Look through the data below. Collect every line where the word "области" occurs.

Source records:
"""
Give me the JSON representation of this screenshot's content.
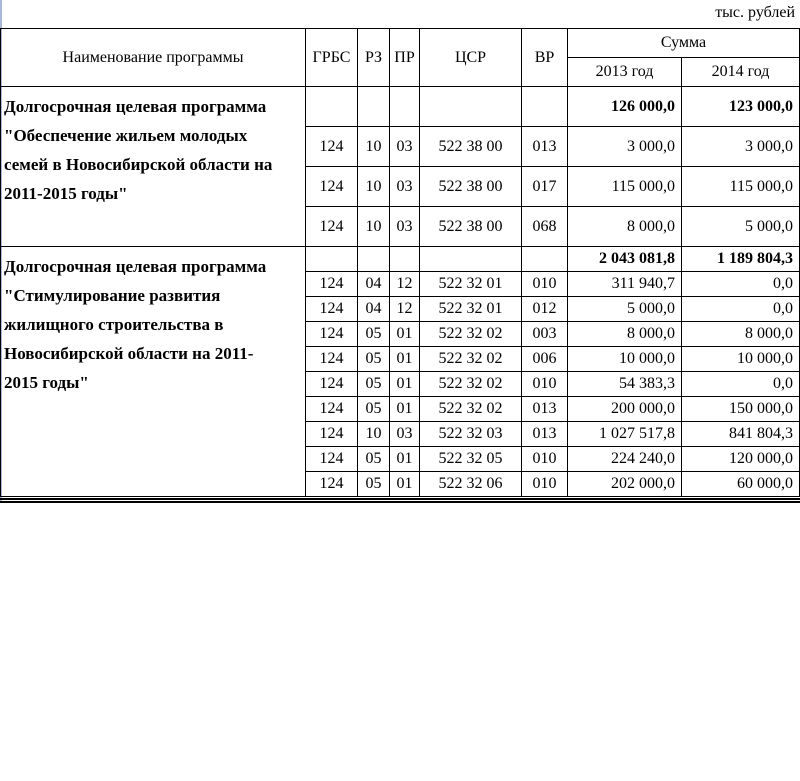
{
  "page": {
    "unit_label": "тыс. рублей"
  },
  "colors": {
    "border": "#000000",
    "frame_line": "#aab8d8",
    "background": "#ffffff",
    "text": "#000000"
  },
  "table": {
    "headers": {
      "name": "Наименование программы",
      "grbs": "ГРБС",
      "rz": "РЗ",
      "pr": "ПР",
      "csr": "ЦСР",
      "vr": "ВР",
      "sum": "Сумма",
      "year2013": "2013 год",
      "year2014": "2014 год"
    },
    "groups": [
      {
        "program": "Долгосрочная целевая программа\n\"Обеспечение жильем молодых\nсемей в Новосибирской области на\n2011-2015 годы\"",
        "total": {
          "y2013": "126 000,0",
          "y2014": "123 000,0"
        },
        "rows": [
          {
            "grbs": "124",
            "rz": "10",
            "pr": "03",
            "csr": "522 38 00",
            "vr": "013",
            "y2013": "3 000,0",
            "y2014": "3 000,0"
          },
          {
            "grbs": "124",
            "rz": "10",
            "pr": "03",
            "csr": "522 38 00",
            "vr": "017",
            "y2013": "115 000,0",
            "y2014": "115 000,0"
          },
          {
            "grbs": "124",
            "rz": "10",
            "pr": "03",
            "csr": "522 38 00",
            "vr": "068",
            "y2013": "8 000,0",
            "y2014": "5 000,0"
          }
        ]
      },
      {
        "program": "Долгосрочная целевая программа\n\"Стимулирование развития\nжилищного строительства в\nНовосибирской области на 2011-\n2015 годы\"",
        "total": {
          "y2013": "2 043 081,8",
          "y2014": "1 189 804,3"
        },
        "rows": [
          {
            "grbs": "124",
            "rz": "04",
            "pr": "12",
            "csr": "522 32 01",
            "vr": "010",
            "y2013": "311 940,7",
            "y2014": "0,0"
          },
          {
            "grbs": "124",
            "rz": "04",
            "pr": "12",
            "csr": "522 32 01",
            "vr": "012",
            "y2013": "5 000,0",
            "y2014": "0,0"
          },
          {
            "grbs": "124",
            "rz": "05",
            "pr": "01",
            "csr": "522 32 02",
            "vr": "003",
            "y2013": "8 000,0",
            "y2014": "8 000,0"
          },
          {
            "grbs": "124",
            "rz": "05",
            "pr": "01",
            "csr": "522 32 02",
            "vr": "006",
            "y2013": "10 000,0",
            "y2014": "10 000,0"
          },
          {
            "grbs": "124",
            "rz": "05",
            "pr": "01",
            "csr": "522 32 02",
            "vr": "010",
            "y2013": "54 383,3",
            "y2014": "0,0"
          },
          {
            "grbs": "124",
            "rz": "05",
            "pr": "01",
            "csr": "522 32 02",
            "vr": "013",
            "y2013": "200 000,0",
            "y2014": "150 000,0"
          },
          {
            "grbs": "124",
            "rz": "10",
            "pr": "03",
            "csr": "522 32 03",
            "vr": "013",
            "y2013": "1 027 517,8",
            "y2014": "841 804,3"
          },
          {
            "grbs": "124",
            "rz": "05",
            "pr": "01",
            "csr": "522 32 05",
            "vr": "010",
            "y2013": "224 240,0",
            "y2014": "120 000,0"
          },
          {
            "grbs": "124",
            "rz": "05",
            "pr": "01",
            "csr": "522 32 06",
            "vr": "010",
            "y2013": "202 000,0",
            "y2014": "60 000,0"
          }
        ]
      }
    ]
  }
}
"""
"""
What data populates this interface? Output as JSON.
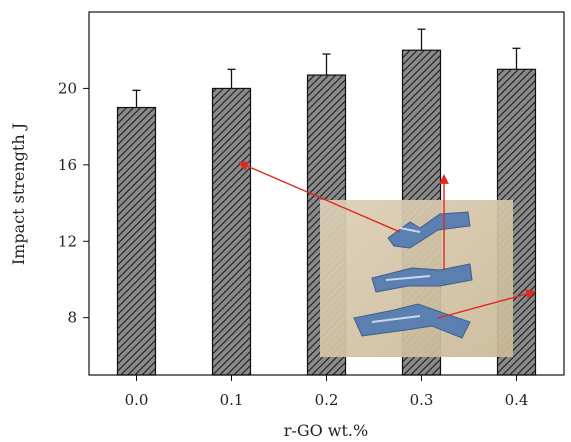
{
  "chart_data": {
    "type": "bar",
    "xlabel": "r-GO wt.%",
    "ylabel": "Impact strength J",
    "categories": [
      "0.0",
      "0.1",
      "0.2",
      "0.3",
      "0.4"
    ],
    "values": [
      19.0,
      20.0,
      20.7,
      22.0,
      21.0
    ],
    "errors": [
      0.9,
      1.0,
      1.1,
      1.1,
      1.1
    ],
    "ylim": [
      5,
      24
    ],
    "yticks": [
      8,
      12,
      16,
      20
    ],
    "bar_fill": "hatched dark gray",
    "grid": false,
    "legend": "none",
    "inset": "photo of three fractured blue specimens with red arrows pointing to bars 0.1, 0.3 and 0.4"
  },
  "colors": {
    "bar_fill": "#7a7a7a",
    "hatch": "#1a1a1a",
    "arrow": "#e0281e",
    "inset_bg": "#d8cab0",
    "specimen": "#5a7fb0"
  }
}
"""
"""
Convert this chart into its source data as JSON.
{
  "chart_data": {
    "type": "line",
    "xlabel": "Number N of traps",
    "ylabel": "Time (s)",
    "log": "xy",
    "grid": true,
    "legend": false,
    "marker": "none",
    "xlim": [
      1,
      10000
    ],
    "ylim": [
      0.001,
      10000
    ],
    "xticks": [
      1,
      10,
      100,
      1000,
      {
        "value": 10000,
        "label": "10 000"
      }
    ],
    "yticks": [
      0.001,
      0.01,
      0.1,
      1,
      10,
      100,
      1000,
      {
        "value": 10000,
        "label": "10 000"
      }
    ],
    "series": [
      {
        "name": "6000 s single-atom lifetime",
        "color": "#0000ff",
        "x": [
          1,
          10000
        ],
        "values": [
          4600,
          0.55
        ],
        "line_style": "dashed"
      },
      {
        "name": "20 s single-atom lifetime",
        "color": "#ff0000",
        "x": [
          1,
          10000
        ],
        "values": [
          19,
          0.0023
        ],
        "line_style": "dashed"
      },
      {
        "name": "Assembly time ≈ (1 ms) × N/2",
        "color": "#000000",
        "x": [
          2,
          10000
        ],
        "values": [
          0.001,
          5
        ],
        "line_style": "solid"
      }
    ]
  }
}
"""
OUTPUT FOR THIS EXERCISE ->
        "program": "Долгосрочная целевая программа\n\"Обеспечение жильем молодых\nсемей в Новосибирской области на\n2011-2015 годы\"",
        "program": "Долгосрочная целевая программа\n\"Стимулирование развития\nжилищного строительства в\nНовосибирской области на 2011-\n2015 годы\"",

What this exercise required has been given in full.